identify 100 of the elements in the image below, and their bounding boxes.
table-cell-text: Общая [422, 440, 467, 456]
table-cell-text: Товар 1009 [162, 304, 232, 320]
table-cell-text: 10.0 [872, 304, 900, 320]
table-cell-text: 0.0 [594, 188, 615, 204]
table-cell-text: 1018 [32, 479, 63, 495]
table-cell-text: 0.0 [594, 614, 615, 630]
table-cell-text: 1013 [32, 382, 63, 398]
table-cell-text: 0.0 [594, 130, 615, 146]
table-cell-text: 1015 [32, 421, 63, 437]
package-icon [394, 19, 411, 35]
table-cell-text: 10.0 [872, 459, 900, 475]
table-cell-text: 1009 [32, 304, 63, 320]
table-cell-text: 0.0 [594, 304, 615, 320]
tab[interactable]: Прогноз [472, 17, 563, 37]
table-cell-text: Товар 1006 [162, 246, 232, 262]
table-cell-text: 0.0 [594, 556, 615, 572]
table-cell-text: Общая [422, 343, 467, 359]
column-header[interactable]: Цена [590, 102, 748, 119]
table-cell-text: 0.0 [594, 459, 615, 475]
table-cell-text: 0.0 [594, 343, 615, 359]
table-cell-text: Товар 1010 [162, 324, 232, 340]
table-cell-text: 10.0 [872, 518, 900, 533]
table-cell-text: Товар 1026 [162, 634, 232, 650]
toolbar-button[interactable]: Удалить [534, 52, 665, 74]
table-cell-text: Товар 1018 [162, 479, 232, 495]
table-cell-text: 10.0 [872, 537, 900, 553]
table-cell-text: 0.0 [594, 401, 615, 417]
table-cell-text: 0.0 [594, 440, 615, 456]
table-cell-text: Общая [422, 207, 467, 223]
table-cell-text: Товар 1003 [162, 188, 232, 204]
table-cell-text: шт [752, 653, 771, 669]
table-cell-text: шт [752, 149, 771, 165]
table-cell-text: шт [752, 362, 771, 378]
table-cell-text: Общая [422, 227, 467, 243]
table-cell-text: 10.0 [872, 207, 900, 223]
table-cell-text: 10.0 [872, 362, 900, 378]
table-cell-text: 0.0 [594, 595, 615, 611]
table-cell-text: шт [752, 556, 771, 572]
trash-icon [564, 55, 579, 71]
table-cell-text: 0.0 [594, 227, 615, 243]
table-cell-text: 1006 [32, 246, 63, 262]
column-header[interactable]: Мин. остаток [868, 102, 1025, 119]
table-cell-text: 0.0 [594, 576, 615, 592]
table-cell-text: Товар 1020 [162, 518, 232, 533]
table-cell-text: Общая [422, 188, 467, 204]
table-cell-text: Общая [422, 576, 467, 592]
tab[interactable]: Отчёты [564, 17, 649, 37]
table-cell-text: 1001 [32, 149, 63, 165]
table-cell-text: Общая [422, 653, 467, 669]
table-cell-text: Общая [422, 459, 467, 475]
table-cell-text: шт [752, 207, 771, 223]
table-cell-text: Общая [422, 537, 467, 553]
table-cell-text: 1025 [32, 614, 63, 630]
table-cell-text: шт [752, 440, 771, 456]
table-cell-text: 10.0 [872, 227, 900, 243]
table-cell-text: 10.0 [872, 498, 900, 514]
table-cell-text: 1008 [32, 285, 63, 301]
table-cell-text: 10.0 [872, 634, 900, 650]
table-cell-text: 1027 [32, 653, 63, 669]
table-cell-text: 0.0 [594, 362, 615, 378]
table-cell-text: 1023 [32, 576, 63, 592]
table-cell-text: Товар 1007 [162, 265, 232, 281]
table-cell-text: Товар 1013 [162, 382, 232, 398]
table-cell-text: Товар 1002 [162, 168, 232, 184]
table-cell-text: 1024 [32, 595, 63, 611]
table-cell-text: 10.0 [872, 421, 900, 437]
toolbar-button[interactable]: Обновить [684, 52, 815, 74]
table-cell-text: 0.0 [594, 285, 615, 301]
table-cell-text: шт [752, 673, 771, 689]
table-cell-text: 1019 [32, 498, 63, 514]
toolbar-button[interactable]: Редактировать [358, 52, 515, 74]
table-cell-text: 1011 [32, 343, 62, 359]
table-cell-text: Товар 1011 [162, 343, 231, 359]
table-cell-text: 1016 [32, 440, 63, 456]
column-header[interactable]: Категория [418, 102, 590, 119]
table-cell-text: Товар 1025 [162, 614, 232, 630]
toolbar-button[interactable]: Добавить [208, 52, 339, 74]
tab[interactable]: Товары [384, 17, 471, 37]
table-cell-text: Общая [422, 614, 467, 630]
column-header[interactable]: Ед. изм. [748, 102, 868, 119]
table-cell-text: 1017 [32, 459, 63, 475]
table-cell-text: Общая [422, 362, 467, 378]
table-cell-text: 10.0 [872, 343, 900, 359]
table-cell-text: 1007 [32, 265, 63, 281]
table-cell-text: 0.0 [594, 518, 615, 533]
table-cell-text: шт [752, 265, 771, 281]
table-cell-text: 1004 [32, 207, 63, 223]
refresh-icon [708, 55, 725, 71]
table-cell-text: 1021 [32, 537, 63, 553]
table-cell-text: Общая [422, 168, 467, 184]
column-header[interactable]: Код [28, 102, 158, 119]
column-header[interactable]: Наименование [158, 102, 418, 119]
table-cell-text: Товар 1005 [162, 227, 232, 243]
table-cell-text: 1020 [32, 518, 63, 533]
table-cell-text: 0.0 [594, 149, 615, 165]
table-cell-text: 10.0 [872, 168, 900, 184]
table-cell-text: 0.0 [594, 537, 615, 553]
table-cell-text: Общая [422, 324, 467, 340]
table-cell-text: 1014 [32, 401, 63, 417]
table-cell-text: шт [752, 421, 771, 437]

§ **The exercise**: Render every line of the records above as a Markdown table with the columns "No." and "Line", numbering the rows and leaving out blank lines.

§ **Answer**:
| No. | Line |
|---|---|
| 1 | identify 100 of the elements in the image below, and their bounding boxes. |
| 2 | table-cell-text: Общая [422, 440, 467, 456] |
| 3 | table-cell-text: Товар 1009 [162, 304, 232, 320] |
| 4 | table-cell-text: 10.0 [872, 304, 900, 320] |
| 5 | table-cell-text: 0.0 [594, 188, 615, 204] |
| 6 | table-cell-text: 1018 [32, 479, 63, 495] |
| 7 | table-cell-text: 0.0 [594, 614, 615, 630] |
| 8 | table-cell-text: 1013 [32, 382, 63, 398] |
| 9 | table-cell-text: 0.0 [594, 130, 615, 146] |
| 10 | table-cell-text: 1015 [32, 421, 63, 437] |
| 11 | package-icon [394, 19, 411, 35] |
| 12 | table-cell-text: 10.0 [872, 459, 900, 475] |
| 13 | table-cell-text: 1009 [32, 304, 63, 320] |
| 14 | table-cell-text: 0.0 [594, 304, 615, 320] |
| 15 | tab[interactable]: Прогноз [472, 17, 563, 37] |
| 16 | table-cell-text: Товар 1006 [162, 246, 232, 262] |
| 17 | table-cell-text: 0.0 [594, 556, 615, 572] |
| 18 | table-cell-text: Общая [422, 343, 467, 359] |
| 19 | column-header[interactable]: Цена [590, 102, 748, 119] |
| 20 | table-cell-text: 0.0 [594, 459, 615, 475] |
| 21 | table-cell-text: 0.0 [594, 343, 615, 359] |
| 22 | table-cell-text: Товар 1010 [162, 324, 232, 340] |
| 23 | table-cell-text: 10.0 [872, 518, 900, 533] |
| 24 | table-cell-text: Товар 1026 [162, 634, 232, 650] |
| 25 | toolbar-button[interactable]: Удалить [534, 52, 665, 74] |
| 26 | table-cell-text: Товар 1018 [162, 479, 232, 495] |
| 27 | table-cell-text: 10.0 [872, 537, 900, 553] |
| 28 | table-cell-text: 0.0 [594, 401, 615, 417] |
| 29 | table-cell-text: 0.0 [594, 440, 615, 456] |
| 30 | table-cell-text: Общая [422, 207, 467, 223] |
| 31 | table-cell-text: Товар 1003 [162, 188, 232, 204] |
| 32 | table-cell-text: шт [752, 653, 771, 669] |
| 33 | table-cell-text: шт [752, 149, 771, 165] |
| 34 | table-cell-text: шт [752, 362, 771, 378] |
| 35 | table-cell-text: Общая [422, 227, 467, 243] |
| 36 | table-cell-text: 10.0 [872, 207, 900, 223] |
| 37 | table-cell-text: 10.0 [872, 362, 900, 378] |
| 38 | table-cell-text: 0.0 [594, 595, 615, 611] |
| 39 | table-cell-text: шт [752, 556, 771, 572] |
| 40 | trash-icon [564, 55, 579, 71] |
| 41 | table-cell-text: 0.0 [594, 227, 615, 243] |
| 42 | table-cell-text: 1006 [32, 246, 63, 262] |
| 43 | column-header[interactable]: Мин. остаток [868, 102, 1025, 119] |
| 44 | table-cell-text: 0.0 [594, 576, 615, 592] |
| 45 | table-cell-text: Товар 1020 [162, 518, 232, 533] |
| 46 | table-cell-text: Общая [422, 188, 467, 204] |
| 47 | table-cell-text: Общая [422, 576, 467, 592] |
| 48 | tab[interactable]: Отчёты [564, 17, 649, 37] |
| 49 | table-cell-text: 1001 [32, 149, 63, 165] |
| 50 | table-cell-text: Общая [422, 653, 467, 669] |
| 51 | table-cell-text: Общая [422, 459, 467, 475] |
| 52 | table-cell-text: шт [752, 207, 771, 223] |
| 53 | table-cell-text: Общая [422, 537, 467, 553] |
| 54 | table-cell-text: 1025 [32, 614, 63, 630] |
| 55 | table-cell-text: шт [752, 440, 771, 456] |
| 56 | table-cell-text: 10.0 [872, 227, 900, 243] |
| 57 | table-cell-text: 10.0 [872, 498, 900, 514] |
| 58 | table-cell-text: 1008 [32, 285, 63, 301] |
| 59 | table-cell-text: 10.0 [872, 634, 900, 650] |
| 60 | table-cell-text: 1027 [32, 653, 63, 669] |
| 61 | table-cell-text: 0.0 [594, 362, 615, 378] |
| 62 | table-cell-text: 1023 [32, 576, 63, 592] |
| 63 | table-cell-text: Товар 1007 [162, 265, 232, 281] |
| 64 | table-cell-text: Товар 1013 [162, 382, 232, 398] |
| 65 | table-cell-text: Товар 1002 [162, 168, 232, 184] |
| 66 | table-cell-text: 1024 [32, 595, 63, 611] |
| 67 | table-cell-text: 10.0 [872, 421, 900, 437] |
| 68 | toolbar-button[interactable]: Обновить [684, 52, 815, 74] |
| 69 | table-cell-text: 0.0 [594, 285, 615, 301] |
| 70 | table-cell-text: шт [752, 673, 771, 689] |
| 71 | table-cell-text: 1019 [32, 498, 63, 514] |
| 72 | toolbar-button[interactable]: Редактировать [358, 52, 515, 74] |
| 73 | table-cell-text: 1011 [32, 343, 62, 359] |
| 74 | table-cell-text: Товар 1011 [162, 343, 231, 359] |
| 75 | table-cell-text: 1016 [32, 440, 63, 456] |
| 76 | column-header[interactable]: Категория [418, 102, 590, 119] |
| 77 | table-cell-text: Товар 1025 [162, 614, 232, 630] |
| 78 | toolbar-button[interactable]: Добавить [208, 52, 339, 74] |
| 79 | tab[interactable]: Товары [384, 17, 471, 37] |
| 80 | table-cell-text: Общая [422, 614, 467, 630] |
| 81 | column-header[interactable]: Ед. изм. [748, 102, 868, 119] |
| 82 | table-cell-text: 1017 [32, 459, 63, 475] |
| 83 | table-cell-text: Общая [422, 362, 467, 378] |
| 84 | table-cell-text: 10.0 [872, 343, 900, 359] |
| 85 | table-cell-text: 1007 [32, 265, 63, 281] |
| 86 | table-cell-text: 0.0 [594, 518, 615, 533] |
| 87 | table-cell-text: шт [752, 265, 771, 281] |
| 88 | table-cell-text: 1004 [32, 207, 63, 223] |
| 89 | refresh-icon [708, 55, 725, 71] |
| 90 | table-cell-text: 1021 [32, 537, 63, 553] |
| 91 | table-cell-text: Общая [422, 168, 467, 184] |
| 92 | column-header[interactable]: Код [28, 102, 158, 119] |
| 93 | column-header[interactable]: Наименование [158, 102, 418, 119] |
| 94 | table-cell-text: Товар 1005 [162, 227, 232, 243] |
| 95 | table-cell-text: 1020 [32, 518, 63, 533] |
| 96 | table-cell-text: 0.0 [594, 149, 615, 165] |
| 97 | table-cell-text: 10.0 [872, 168, 900, 184] |
| 98 | table-cell-text: 0.0 [594, 537, 615, 553] |
| 99 | table-cell-text: Общая [422, 324, 467, 340] |
| 100 | table-cell-text: 1014 [32, 401, 63, 417] |
| 101 | table-cell-text: шт [752, 421, 771, 437] |